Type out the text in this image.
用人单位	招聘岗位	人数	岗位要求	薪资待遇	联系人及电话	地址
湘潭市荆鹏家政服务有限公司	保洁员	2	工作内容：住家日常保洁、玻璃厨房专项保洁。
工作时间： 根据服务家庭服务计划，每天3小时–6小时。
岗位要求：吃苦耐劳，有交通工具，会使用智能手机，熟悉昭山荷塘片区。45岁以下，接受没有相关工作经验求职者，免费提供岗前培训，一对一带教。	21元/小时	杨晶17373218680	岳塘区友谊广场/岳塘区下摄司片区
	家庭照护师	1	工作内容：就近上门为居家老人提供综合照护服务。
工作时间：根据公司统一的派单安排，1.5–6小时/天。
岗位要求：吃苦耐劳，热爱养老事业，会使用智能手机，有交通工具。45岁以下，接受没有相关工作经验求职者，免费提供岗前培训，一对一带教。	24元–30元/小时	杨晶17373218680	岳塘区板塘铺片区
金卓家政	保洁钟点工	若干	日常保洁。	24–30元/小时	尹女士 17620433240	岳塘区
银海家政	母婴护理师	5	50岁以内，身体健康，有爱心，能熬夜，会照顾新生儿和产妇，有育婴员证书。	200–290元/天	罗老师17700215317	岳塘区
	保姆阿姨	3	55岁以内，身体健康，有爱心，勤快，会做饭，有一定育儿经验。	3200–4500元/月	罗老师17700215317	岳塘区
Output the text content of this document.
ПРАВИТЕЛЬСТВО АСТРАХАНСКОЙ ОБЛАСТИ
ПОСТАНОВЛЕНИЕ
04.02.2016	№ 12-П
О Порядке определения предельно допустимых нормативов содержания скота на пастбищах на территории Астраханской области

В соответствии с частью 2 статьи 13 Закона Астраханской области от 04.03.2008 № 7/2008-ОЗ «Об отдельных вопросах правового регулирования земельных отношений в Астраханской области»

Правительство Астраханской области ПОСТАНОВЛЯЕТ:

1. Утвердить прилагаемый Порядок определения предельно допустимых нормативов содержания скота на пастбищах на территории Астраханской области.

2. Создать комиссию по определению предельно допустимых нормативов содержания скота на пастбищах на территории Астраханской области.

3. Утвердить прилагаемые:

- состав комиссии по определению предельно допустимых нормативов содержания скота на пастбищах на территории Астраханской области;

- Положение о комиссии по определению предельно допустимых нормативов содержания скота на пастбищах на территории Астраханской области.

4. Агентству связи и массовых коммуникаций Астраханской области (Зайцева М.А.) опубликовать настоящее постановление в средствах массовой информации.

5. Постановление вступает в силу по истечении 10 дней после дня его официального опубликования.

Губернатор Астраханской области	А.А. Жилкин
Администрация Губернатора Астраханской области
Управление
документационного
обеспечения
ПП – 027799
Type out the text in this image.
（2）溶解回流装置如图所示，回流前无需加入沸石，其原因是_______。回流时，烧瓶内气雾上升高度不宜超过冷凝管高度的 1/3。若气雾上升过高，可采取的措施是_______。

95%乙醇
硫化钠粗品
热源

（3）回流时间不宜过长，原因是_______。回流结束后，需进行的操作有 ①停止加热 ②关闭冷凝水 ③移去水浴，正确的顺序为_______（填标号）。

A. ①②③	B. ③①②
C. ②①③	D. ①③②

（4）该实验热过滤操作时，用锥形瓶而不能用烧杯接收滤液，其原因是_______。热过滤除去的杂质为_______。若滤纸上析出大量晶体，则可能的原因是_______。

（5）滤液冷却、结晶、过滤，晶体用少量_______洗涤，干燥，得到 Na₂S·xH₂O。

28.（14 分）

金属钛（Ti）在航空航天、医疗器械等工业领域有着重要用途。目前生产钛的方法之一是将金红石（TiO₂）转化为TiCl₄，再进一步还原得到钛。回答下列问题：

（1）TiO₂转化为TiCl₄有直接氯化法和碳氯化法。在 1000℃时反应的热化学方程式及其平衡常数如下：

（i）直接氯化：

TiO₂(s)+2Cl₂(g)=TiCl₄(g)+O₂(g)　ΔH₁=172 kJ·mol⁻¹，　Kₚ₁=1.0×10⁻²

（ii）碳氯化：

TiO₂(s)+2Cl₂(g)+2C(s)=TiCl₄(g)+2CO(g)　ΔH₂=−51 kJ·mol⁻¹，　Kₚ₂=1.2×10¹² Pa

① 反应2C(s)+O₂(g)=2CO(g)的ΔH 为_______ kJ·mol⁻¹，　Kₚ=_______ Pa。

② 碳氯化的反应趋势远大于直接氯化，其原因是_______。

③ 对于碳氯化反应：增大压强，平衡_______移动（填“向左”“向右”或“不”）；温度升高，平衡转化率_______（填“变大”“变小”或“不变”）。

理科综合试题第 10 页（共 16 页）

* **GIVEN PROBLEM**: Write out the full listing exactly as given.

* **EXERCISE SOLUTION**:
Type out the text in this image.
用人单位	招聘岗位	人数	岗位要求	薪资待遇	联系人及电话	地址
湘潭市荆鹏家政服务有限公司	保洁员	2	工作内容：住家日常保洁、玻璃厨房专项保洁。
工作时间： 根据服务家庭服务计划，每天3小时–6小时。
岗位要求：吃苦耐劳，有交通工具，会使用智能手机，熟悉昭山荷塘片区。45岁以下，接受没有相关工作经验求职者，免费提供岗前培训，一对一带教。	21元/小时	杨晶17373218680	岳塘区友谊广场/岳塘区下摄司片区
	家庭照护师	1	工作内容：就近上门为居家老人提供综合照护服务。
工作时间：根据公司统一的派单安排，1.5–6小时/天。
岗位要求：吃苦耐劳，热爱养老事业，会使用智能手机，有交通工具。45岁以下，接受没有相关工作经验求职者，免费提供岗前培训，一对一带教。	24元–30元/小时	杨晶17373218680	岳塘区板塘铺片区
金卓家政	保洁钟点工	若干	日常保洁。	24–30元/小时	尹女士 17620433240	岳塘区
银海家政	母婴护理师	5	50岁以内，身体健康，有爱心，能熬夜，会照顾新生儿和产妇，有育婴员证书。	200–290元/天	罗老师17700215317	岳塘区
	保姆阿姨	3	55岁以内，身体健康，有爱心，勤快，会做饭，有一定育儿经验。	3200–4500元/月	罗老师17700215317	岳塘区
Output the text content of this document.
ПРАВИТЕЛЬСТВО АСТРАХАНСКОЙ ОБЛАСТИ
ПОСТАНОВЛЕНИЕ
04.02.2016	№ 12-П
О Порядке определения предельно допустимых нормативов содержания скота на пастбищах на территории Астраханской области

В соответствии с частью 2 статьи 13 Закона Астраханской области от 04.03.2008 № 7/2008-ОЗ «Об отдельных вопросах правового регулирования земельных отношений в Астраханской области»

Правительство Астраханской области ПОСТАНОВЛЯЕТ:

1. Утвердить прилагаемый Порядок определения предельно допустимых нормативов содержания скота на пастбищах на территории Астраханской области.

2. Создать комиссию по определению предельно допустимых нормативов содержания скота на пастбищах на территории Астраханской области.

3. Утвердить прилагаемые:

- состав комиссии по определению предельно допустимых нормативов содержания скота на пастбищах на территории Астраханской области;

- Положение о комиссии по определению предельно допустимых нормативов содержания скота на пастбищах на территории Астраханской области.

4. Агентству связи и массовых коммуникаций Астраханской области (Зайцева М.А.) опубликовать настоящее постановление в средствах массовой информации.

5. Постановление вступает в силу по истечении 10 дней после дня его официального опубликования.

Губернатор Астраханской области	А.А. Жилкин
Администрация Губернатора Астраханской области
Управление
документационного
обеспечения
ПП – 027799
Type out the text in this image.
（2）溶解回流装置如图所示，回流前无需加入沸石，其原因是_______。回流时，烧瓶内气雾上升高度不宜超过冷凝管高度的 1/3。若气雾上升过高，可采取的措施是_______。

95%乙醇
硫化钠粗品
热源

（3）回流时间不宜过长，原因是_______。回流结束后，需进行的操作有 ①停止加热 ②关闭冷凝水 ③移去水浴，正确的顺序为_______（填标号）。

A. ①②③	B. ③①②
C. ②①③	D. ①③②

（4）该实验热过滤操作时，用锥形瓶而不能用烧杯接收滤液，其原因是_______。热过滤除去的杂质为_______。若滤纸上析出大量晶体，则可能的原因是_______。

（5）滤液冷却、结晶、过滤，晶体用少量_______洗涤，干燥，得到 Na₂S·xH₂O。

28.（14 分）

金属钛（Ti）在航空航天、医疗器械等工业领域有着重要用途。目前生产钛的方法之一是将金红石（TiO₂）转化为TiCl₄，再进一步还原得到钛。回答下列问题：

（1）TiO₂转化为TiCl₄有直接氯化法和碳氯化法。在 1000℃时反应的热化学方程式及其平衡常数如下：

（i）直接氯化：

TiO₂(s)+2Cl₂(g)=TiCl₄(g)+O₂(g)　ΔH₁=172 kJ·mol⁻¹，　Kₚ₁=1.0×10⁻²

（ii）碳氯化：

TiO₂(s)+2Cl₂(g)+2C(s)=TiCl₄(g)+2CO(g)　ΔH₂=−51 kJ·mol⁻¹，　Kₚ₂=1.2×10¹² Pa

① 反应2C(s)+O₂(g)=2CO(g)的ΔH 为_______ kJ·mol⁻¹，　Kₚ=_______ Pa。

② 碳氯化的反应趋势远大于直接氯化，其原因是_______。

③ 对于碳氯化反应：增大压强，平衡_______移动（填“向左”“向右”或“不”）；温度升高，平衡转化率_______（填“变大”“变小”或“不变”）。

理科综合试题第 10 页（共 16 页）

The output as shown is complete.